“America’s Mutual Funds: The Road Ahead”
Paul Schott Stevens
President, Investment Company Institute
June 15, 2004
National Press Club
Thank you for this opportunity to speak at the National Press Club. The Press Club is a distinguished forum for addressing matters of significant public interest. As the new President of the Investment Company Institute, I am grateful for the opportunity to address the important challenges that lie ahead for America’s mutual funds. I am honored that so many friends and colleagues have been able to join me here today.
In particular, I want to thank Sheila Cherry for her kind introduction as well as John Hughes for all his help in arranging my appearance.
My one regret this afternoon is that my wife Joyce Stevens is not able to be here. In August, Joyce and I will celebrate 25 years of marriage. She has spent almost 20 of those years as a teacher, opening the minds of a generation to the wonders of science. As Joyce concludes her teaching career, the faculty and staff of the St. Stephen’s and St. Agnes School in Alexandria are honoring her. This is a proud day for our family, so permit me to add my congratulations to those of Joyce’s colleagues. By the way, Joyce and I have four young sons, so a life of leisure does not await her quite yet. We both recognize that new beginnings bring with them new possibilities.
This is my first speech since becoming the President of the Investment Company Institute on June 1st. Preparing my remarks -- and thinking about delivering them in the heart of our nation’s capital -- brought to mind my first visit to Washington.
I came here for a debate. The year was 1969 and I was a junior at Jesuit High School in New Orleans, chosen to represent my school in a national debate tournament.
What I saw of Washington then made a powerful impression. Perhaps it is no surprise that I returned here nine years later -- after college and law school -- to begin my career.
In my experience, however, careers are made as much by accident as by design. One happy accident occurred in 1978, when a senior partner at my law firm asked for my help with a proceeding before the SEC concerning mutual funds. I told the senior partner that I knew nothing about mutual funds, but I did know quite a bit about student loans.
That set me upon a path that has led me here today. Along the way, I have spent much of my professional life as counsel to mutual funds, their independent directors, investment advisers and distributors -- in board rooms, before the SEC, in the courts, at a broker-dealer, and as general counsel of the ICI.
I want to speak this afternoon about the road ahead -- the challenges and obstacles -- for America’s mutual funds. To understand these, however, it is necessary to understand the road we have traveled.
Consider the contrasts in the 25 years since I was introduced to mutual funds. Since 1978,
- the number of fund companies has grown from 119 to over 400,
- the number of funds has grown from 500 to more than 8,000,
- the share of households with fund investments has grown from 5 to 50 percent, and
- the assets mutual funds manage has grown from $56 billion to $7.4 trillion.
In 1978, mutual funds were an inconsequential part of Individual Retirement Accounts. Today, about half of all money Americans have in IRAs, or about $1.3 trillion, is invested in mutual funds.
In 1978, 401(k) plans did not even exist. Today, nearly half of all the money Americans hold in their 401(k) accounts, or about $1 trillion, is invested in mutual funds.
This background led The Economist magazine to assert, in the mid-1990s, that mutual funds were at the center of a “seismic shift in American finance.” Why was this so? How is it that mutual funds achieved such acceptance and became so popular? What lessons can we draw for the future?

────

TO DO
A. Summarize the speech in two sentences.
B. Retype the part of the speech starting with "What I saw of" and going on through "about student loans.".
The listing that follows comes from a separate source.

MATERIAL SHOWN
────

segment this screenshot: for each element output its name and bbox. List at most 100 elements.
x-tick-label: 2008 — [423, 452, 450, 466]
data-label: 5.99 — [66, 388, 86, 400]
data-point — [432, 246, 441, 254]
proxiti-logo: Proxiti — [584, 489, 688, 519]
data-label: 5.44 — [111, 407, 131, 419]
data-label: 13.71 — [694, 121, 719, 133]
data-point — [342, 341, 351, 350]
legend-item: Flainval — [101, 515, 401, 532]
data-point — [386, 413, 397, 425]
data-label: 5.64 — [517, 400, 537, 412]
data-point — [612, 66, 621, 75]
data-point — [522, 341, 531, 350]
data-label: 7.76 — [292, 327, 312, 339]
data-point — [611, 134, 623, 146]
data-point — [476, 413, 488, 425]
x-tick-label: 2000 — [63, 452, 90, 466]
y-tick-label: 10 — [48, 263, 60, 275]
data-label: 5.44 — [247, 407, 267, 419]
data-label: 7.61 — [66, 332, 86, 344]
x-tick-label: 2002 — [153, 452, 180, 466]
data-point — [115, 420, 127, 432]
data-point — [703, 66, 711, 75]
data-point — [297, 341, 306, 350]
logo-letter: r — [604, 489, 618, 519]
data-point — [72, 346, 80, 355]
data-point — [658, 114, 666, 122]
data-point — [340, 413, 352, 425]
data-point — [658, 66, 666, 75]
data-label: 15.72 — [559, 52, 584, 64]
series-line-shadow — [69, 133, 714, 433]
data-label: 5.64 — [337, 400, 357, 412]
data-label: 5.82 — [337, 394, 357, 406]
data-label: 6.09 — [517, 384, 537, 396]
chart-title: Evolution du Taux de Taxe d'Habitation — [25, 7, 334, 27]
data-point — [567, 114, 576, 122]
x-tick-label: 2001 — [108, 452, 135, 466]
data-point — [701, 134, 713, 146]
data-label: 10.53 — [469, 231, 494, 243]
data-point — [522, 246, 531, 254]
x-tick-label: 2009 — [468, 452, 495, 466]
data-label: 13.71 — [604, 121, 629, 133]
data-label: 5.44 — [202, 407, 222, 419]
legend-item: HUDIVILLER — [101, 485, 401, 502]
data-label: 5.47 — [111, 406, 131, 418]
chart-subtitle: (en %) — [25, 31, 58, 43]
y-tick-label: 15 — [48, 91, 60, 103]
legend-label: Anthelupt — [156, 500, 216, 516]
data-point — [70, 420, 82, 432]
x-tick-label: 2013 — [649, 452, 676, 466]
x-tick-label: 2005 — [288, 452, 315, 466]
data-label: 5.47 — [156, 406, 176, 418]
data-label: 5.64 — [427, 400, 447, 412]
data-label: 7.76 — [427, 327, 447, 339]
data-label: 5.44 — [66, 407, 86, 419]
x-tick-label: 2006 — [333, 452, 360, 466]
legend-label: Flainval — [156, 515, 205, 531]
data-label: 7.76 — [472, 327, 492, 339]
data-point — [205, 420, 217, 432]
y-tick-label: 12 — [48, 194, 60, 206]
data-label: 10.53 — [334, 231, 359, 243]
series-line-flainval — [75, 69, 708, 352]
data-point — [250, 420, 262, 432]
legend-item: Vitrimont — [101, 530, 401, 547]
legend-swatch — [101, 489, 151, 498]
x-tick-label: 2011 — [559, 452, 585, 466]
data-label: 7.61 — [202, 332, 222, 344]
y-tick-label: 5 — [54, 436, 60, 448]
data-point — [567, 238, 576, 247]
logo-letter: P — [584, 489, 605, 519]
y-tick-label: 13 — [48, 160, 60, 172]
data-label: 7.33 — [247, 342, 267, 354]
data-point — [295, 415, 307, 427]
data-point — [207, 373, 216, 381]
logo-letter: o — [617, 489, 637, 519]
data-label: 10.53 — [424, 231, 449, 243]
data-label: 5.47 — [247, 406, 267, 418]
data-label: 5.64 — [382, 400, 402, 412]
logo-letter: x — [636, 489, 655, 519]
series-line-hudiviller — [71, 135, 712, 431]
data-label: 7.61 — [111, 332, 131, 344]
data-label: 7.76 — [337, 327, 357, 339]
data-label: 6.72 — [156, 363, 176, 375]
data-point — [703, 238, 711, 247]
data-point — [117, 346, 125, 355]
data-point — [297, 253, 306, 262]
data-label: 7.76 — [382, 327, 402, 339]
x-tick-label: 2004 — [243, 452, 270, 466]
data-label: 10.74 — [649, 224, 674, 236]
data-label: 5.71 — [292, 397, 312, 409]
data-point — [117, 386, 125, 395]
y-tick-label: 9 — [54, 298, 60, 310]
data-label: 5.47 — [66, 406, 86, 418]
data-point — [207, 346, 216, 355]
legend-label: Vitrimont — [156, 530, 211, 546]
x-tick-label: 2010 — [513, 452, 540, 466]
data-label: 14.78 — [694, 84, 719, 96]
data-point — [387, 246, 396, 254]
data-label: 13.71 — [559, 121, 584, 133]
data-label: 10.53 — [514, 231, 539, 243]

────

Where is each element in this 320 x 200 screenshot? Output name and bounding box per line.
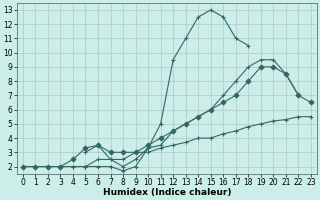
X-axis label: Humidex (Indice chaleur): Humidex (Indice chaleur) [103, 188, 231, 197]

────

RESULTS FOR THE EXERCISE
A. In his first speech as President of the Investment Company Institute, given at the National Press Club, Paul Schott Stevens recalls how a 1978 request for help with an SEC proceeding concerning mutual funds set him on a path that included much of his professional life as counsel to mutual funds, and says he will speak about the road ahead for America's mutual funds. He notes that since 1978 fund companies have grown from 119 to over 400, funds from 500 to more than 8,000, the share of households with fund investments from 5 to 50 percent, and fund assets from $56 billion to $7.4 trillion, and that mutual funds now hold about half the money Americans have in IRAs and nearly half of their 401(k) money.

B.
What I saw of Washington then made a powerful impression. Perhaps it is no surprise that I returned here nine years later -- after college and law school -- to begin my career.
In my experience, however, careers are made as much by accident as by design. One happy accident occurred in 1978, when a senior partner at my law firm asked for my help with a proceeding before the SEC concerning mutual funds. I told the senior partner that I knew nothing about mutual funds, but I did know quite a bit about student loans.